*Task to complete*:
Write the material out again exactly.

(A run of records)
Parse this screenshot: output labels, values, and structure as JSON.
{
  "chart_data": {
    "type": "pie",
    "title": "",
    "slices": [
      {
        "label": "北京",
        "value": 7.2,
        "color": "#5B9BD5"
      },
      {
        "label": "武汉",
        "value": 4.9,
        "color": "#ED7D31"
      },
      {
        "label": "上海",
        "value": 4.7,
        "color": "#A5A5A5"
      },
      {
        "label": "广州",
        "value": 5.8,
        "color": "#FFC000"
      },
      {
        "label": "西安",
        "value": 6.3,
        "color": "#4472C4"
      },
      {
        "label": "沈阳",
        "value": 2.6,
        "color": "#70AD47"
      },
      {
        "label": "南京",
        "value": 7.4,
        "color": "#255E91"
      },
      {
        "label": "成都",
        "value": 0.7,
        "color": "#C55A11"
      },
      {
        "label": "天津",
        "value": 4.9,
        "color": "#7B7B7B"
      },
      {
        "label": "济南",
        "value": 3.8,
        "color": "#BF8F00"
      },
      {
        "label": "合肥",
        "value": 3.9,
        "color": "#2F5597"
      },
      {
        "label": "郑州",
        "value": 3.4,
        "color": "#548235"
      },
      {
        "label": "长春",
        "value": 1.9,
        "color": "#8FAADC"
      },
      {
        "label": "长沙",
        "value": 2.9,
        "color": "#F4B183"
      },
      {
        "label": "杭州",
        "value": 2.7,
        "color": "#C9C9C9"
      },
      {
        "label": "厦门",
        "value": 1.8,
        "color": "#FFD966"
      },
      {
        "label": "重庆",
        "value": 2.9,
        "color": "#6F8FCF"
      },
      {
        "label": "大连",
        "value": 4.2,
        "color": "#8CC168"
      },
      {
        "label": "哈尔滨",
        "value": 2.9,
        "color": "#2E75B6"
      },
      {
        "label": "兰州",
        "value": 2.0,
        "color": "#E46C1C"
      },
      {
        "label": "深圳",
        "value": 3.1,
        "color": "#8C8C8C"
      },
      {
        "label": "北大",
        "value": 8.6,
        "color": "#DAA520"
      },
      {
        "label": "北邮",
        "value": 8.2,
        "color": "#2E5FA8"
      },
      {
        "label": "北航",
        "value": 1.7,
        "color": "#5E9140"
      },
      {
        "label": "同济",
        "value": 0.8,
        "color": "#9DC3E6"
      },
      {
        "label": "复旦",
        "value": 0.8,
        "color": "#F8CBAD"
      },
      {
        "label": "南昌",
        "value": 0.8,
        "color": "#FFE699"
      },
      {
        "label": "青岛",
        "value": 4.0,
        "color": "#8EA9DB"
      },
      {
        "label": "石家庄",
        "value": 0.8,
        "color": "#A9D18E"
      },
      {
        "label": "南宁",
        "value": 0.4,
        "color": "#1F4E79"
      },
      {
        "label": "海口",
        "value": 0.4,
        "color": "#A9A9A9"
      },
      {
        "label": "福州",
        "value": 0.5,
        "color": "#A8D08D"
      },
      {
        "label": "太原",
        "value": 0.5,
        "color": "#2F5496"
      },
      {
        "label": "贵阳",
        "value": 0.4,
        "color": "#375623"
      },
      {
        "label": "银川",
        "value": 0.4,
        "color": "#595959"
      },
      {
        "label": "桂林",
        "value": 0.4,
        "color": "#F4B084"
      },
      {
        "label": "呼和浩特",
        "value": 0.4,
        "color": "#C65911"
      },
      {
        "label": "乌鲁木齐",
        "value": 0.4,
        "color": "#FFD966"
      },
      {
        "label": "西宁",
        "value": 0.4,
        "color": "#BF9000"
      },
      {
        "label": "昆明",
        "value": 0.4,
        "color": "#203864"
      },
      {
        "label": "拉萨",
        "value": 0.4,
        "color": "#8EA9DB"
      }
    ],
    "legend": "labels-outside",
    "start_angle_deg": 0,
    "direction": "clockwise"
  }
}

*Solution below*:
Parse this screenshot: output labels, values, and structure as JSON.
{
  "chart_data": {
    "type": "pie",
    "title": "",
    "slices": [
      {
        "label": "北京",
        "value": 7.2,
        "color": "#5B9BD5"
      },
      {
        "label": "武汉",
        "value": 4.9,
        "color": "#ED7D31"
      },
      {
        "label": "上海",
        "value": 4.7,
        "color": "#A5A5A5"
      },
      {
        "label": "广州",
        "value": 5.8,
        "color": "#FFC000"
      },
      {
        "label": "西安",
        "value": 6.3,
        "color": "#4472C4"
      },
      {
        "label": "沈阳",
        "value": 2.6,
        "color": "#70AD47"
      },
      {
        "label": "南京",
        "value": 7.4,
        "color": "#255E91"
      },
      {
        "label": "成都",
        "value": 0.7,
        "color": "#C55A11"
      },
      {
        "label": "天津",
        "value": 4.9,
        "color": "#7B7B7B"
      },
      {
        "label": "济南",
        "value": 3.8,
        "color": "#BF8F00"
      },
      {
        "label": "合肥",
        "value": 3.9,
        "color": "#2F5597"
      },
      {
        "label": "郑州",
        "value": 3.4,
        "color": "#548235"
      },
      {
        "label": "长春",
        "value": 1.9,
        "color": "#8FAADC"
      },
      {
        "label": "长沙",
        "value": 2.9,
        "color": "#F4B183"
      },
      {
        "label": "杭州",
        "value": 2.7,
        "color": "#C9C9C9"
      },
      {
        "label": "厦门",
        "value": 1.8,
        "color": "#FFD966"
      },
      {
        "label": "重庆",
        "value": 2.9,
        "color": "#6F8FCF"
      },
      {
        "label": "大连",
        "value": 4.2,
        "color": "#8CC168"
      },
      {
        "label": "哈尔滨",
        "value": 2.9,
        "color": "#2E75B6"
      },
      {
        "label": "兰州",
        "value": 2.0,
        "color": "#E46C1C"
      },
      {
        "label": "深圳",
        "value": 3.1,
        "color": "#8C8C8C"
      },
      {
        "label": "北大",
        "value": 8.6,
        "color": "#DAA520"
      },
      {
        "label": "北邮",
        "value": 8.2,
        "color": "#2E5FA8"
      },
      {
        "label": "北航",
        "value": 1.7,
        "color": "#5E9140"
      },
      {
        "label": "同济",
        "value": 0.8,
        "color": "#9DC3E6"
      },
      {
        "label": "复旦",
        "value": 0.8,
        "color": "#F8CBAD"
      },
      {
        "label": "南昌",
        "value": 0.8,
        "color": "#FFE699"
      },
      {
        "label": "青岛",
        "value": 4.0,
        "color": "#8EA9DB"
      },
      {
        "label": "石家庄",
        "value": 0.8,
        "color": "#A9D18E"
      },
      {
        "label": "南宁",
        "value": 0.4,
        "color": "#1F4E79"
      },
      {
        "label": "海口",
        "value": 0.4,
        "color": "#A9A9A9"
      },
      {
        "label": "福州",
        "value": 0.5,
        "color": "#A8D08D"
      },
      {
        "label": "太原",
        "value": 0.5,
        "color": "#2F5496"
      },
      {
        "label": "贵阳",
        "value": 0.4,
        "color": "#375623"
      },
      {
        "label": "银川",
        "value": 0.4,
        "color": "#595959"
      },
      {
        "label": "桂林",
        "value": 0.4,
        "color": "#F4B084"
      },
      {
        "label": "呼和浩特",
        "value": 0.4,
        "color": "#C65911"
      },
      {
        "label": "乌鲁木齐",
        "value": 0.4,
        "color": "#FFD966"
      },
      {
        "label": "西宁",
        "value": 0.4,
        "color": "#BF9000"
      },
      {
        "label": "昆明",
        "value": 0.4,
        "color": "#203864"
      },
      {
        "label": "拉萨",
        "value": 0.4,
        "color": "#8EA9DB"
      }
    ],
    "legend": "labels-outside",
    "start_angle_deg": 0,
    "direction": "clockwise"
  }
}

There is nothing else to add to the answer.